--- Record set ---
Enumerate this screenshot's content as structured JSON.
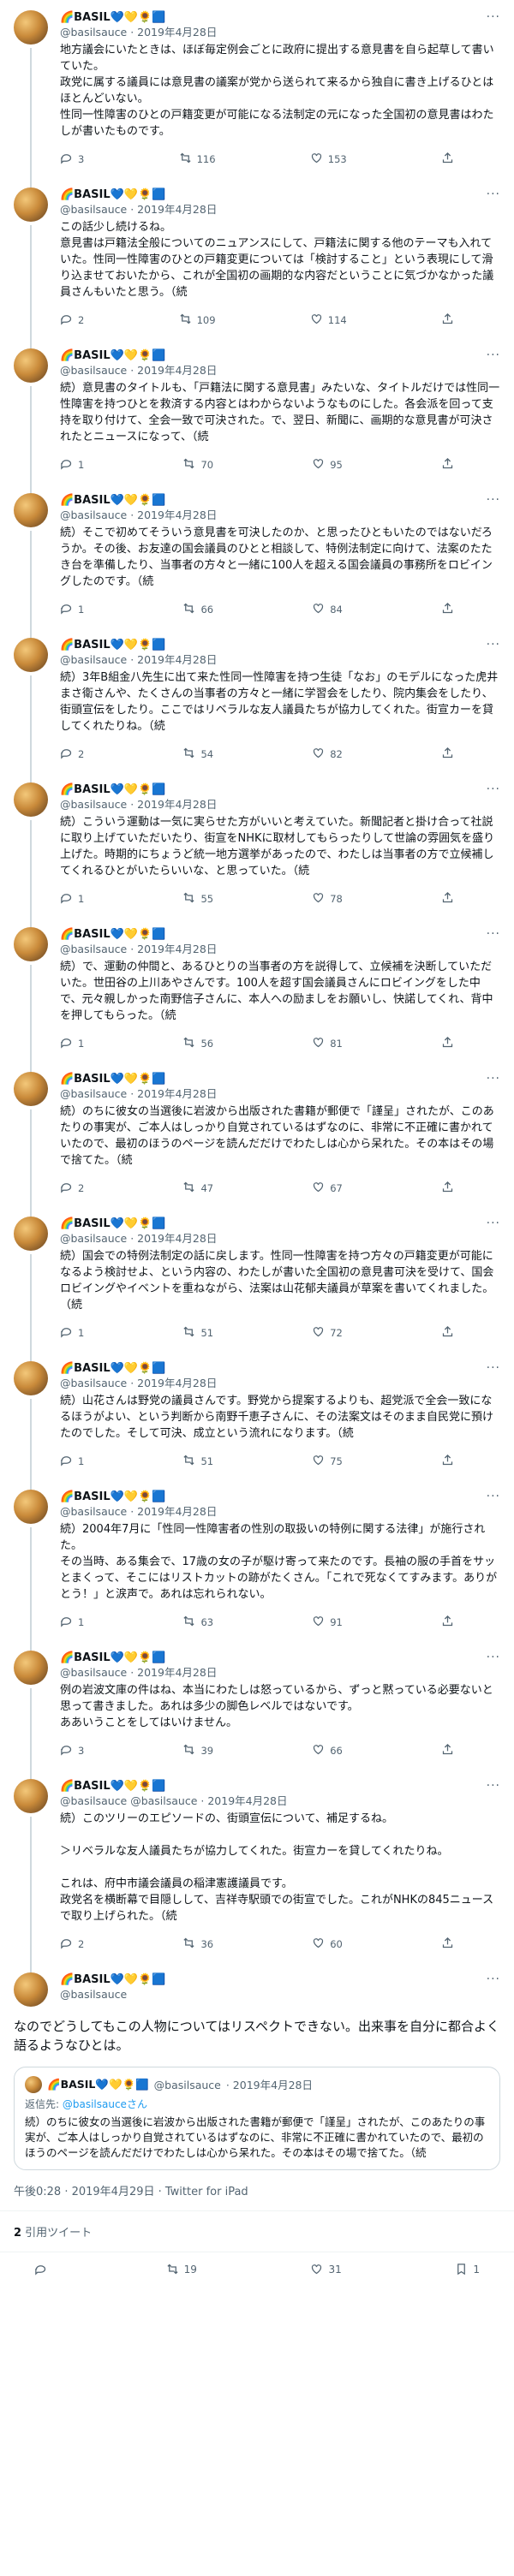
{
  "colors": {
    "link": "#1d9bf0",
    "muted": "#536471",
    "line": "#cfd9de"
  },
  "author": {
    "display_name": "🌈BASIL💙💛🌻🟦",
    "handle": "@basilsauce"
  },
  "tweets": [
    {
      "date": "· 2019年4月28日",
      "text": "地方議会にいたときは、ほぼ毎定例会ごとに政府に提出する意見書を自ら起草して書いていた。\n政党に属する議員には意見書の議案が党から送られて来るから独自に書き上げるひとはほとんどいない。\n性同一性障害のひとの戸籍変更が可能になる法制定の元になった全国初の意見書はわたしが書いたものです。",
      "replies": "3",
      "retweets": "116",
      "likes": "153"
    },
    {
      "date": "· 2019年4月28日",
      "text": "この話少し続けるね。\n意見書は戸籍法全般についてのニュアンスにして、戸籍法に関する他のテーマも入れていた。性同一性障害のひとの戸籍変更については「検討すること」という表現にして滑り込ませておいたから、これが全国初の画期的な内容だということに気づかなかった議員さんもいたと思う。（続",
      "replies": "2",
      "retweets": "109",
      "likes": "114"
    },
    {
      "date": "· 2019年4月28日",
      "text": "続）意見書のタイトルも、「戸籍法に関する意見書」みたいな、タイトルだけでは性同一性障害を持つひとを救済する内容とはわからないようなものにした。各会派を回って支持を取り付けて、全会一致で可決された。で、翌日、新聞に、画期的な意見書が可決されたとニュースになって、（続",
      "replies": "1",
      "retweets": "70",
      "likes": "95"
    },
    {
      "date": "· 2019年4月28日",
      "text": "続）そこで初めてそういう意見書を可決したのか、と思ったひともいたのではないだろうか。その後、お友達の国会議員のひとと相談して、特例法制定に向けて、法案のたたき台を準備したり、当事者の方々と一緒に100人を超える国会議員の事務所をロビイングしたのです。（続",
      "replies": "1",
      "retweets": "66",
      "likes": "84"
    },
    {
      "date": "· 2019年4月28日",
      "text": "続）3年B組金八先生に出て来た性同一性障害を持つ生徒「なお」のモデルになった虎井まさ衛さんや、たくさんの当事者の方々と一緒に学習会をしたり、院内集会をしたり、街頭宣伝をしたり。ここではリベラルな友人議員たちが協力してくれた。街宣カーを貸してくれたりね。（続",
      "replies": "2",
      "retweets": "54",
      "likes": "82"
    },
    {
      "date": "· 2019年4月28日",
      "text": "続）こういう運動は一気に実らせた方がいいと考えていた。新聞記者と掛け合って社説に取り上げていただいたり、街宣をNHKに取材してもらったりして世論の雰囲気を盛り上げた。時期的にちょうど統一地方選挙があったので、わたしは当事者の方で立候補してくれるひとがいたらいいな、と思っていた。（続",
      "replies": "1",
      "retweets": "55",
      "likes": "78"
    },
    {
      "date": "· 2019年4月28日",
      "text": "続）で、運動の仲間と、あるひとりの当事者の方を説得して、立候補を決断していただいた。世田谷の上川あやさんです。100人を超す国会議員さんにロビイングをした中で、元々親しかった南野信子さんに、本人への励ましをお願いし、快諾してくれ、背中を押してもらった。（続",
      "replies": "1",
      "retweets": "56",
      "likes": "81"
    },
    {
      "date": "· 2019年4月28日",
      "text": "続）のちに彼女の当選後に岩波から出版された書籍が郵便で「謹呈」されたが、このあたりの事実が、ご本人はしっかり自覚されているはずなのに、非常に不正確に書かれていたので、最初のほうのページを読んだだけでわたしは心から呆れた。その本はその場で捨てた。（続",
      "replies": "2",
      "retweets": "47",
      "likes": "67"
    },
    {
      "date": "· 2019年4月28日",
      "text": "続）国会での特例法制定の話に戻します。性同一性障害を持つ方々の戸籍変更が可能になるよう検討せよ、という内容の、わたしが書いた全国初の意見書可決を受けて、国会ロビイングやイベントを重ねながら、法案は山花郁夫議員が草案を書いてくれました。（続",
      "replies": "1",
      "retweets": "51",
      "likes": "72"
    },
    {
      "date": "· 2019年4月28日",
      "text": "続）山花さんは野党の議員さんです。野党から提案するよりも、超党派で全会一致になるほうがよい、という判断から南野千恵子さんに、その法案文はそのまま自民党に預けたのでした。そして可決、成立という流れになります。（続",
      "replies": "1",
      "retweets": "51",
      "likes": "75"
    },
    {
      "date": "· 2019年4月28日",
      "text": "続）2004年7月に「性同一性障害者の性別の取扱いの特例に関する法律」が施行された。\nその当時、ある集会で、17歳の女の子が駆け寄って来たのです。長袖の服の手首をサッとまくって、そこにはリストカットの跡がたくさん。「これで死なくてすみます。ありがとう！」と涙声で。あれは忘れられない。",
      "replies": "1",
      "retweets": "63",
      "likes": "91"
    },
    {
      "date": "· 2019年4月28日",
      "text": "例の岩波文庫の件はね、本当にわたしは怒っているから、ずっと黙っている必要ないと思って書きました。あれは多少の脚色レベルではないです。\nああいうことをしてはいけません。",
      "replies": "3",
      "retweets": "39",
      "likes": "66"
    },
    {
      "date": "@basilsauce · 2019年4月28日",
      "text": "続）このツリーのエピソードの、街頭宣伝について、補足するね。\n\n＞リベラルな友人議員たちが協力してくれた。街宣カーを貸してくれたりね。\n\nこれは、府中市議会議員の稲津憲護議員です。\n政党名を横断幕で目隠しして、吉祥寺駅頭での街宣でした。これがNHKの845ニュースで取り上げられた。（続",
      "replies": "2",
      "retweets": "36",
      "likes": "60"
    }
  ],
  "main": {
    "text": "なのでどうしてもこの人物についてはリスペクトできない。出来事を自分に都合よく語るようなひとは。",
    "quote": {
      "handle": "@basilsauce",
      "date": "· 2019年4月28日",
      "reply_prefix": "返信先: ",
      "reply_to": "@basilsauceさん",
      "text": "続）のちに彼女の当選後に岩波から出版された書籍が郵便で「謹呈」されたが、このあたりの事実が、ご本人はしっかり自覚されているはずなのに、非常に不正確に書かれていたので、最初のほうのページを読んだだけでわたしは心から呆れた。その本はその場で捨てた。（続"
    },
    "timestamp": "午後0:28 · 2019年4月29日 · Twitter for iPad",
    "quote_count": "2",
    "quote_label": " 引用ツイート",
    "stats": {
      "replies": "",
      "retweets": "19",
      "likes": "31",
      "bookmarks": "1"
    }
  }
}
---
Instructions to follow:
Search the entries for "街宣カーを貸してくれたりね" and copy out each line that has it.

Solution:
      "text": "続）3年B組金八先生に出て来た性同一性障害を持つ生徒「なお」のモデルになった虎井まさ衛さんや、たくさんの当事者の方々と一緒に学習会をしたり、院内集会をしたり、街頭宣伝をしたり。ここではリベラルな友人議員たちが協力してくれた。街宣カーを貸してくれたりね。（続",
      "text": "続）このツリーのエピソードの、街頭宣伝について、補足するね。\n\n＞リベラルな友人議員たちが協力してくれた。街宣カーを貸してくれたりね。\n\nこれは、府中市議会議員の稲津憲護議員です。\n政党名を横断幕で目隠しして、吉祥寺駅頭での街宣でした。これがNHKの845ニュースで取り上げられた。（続",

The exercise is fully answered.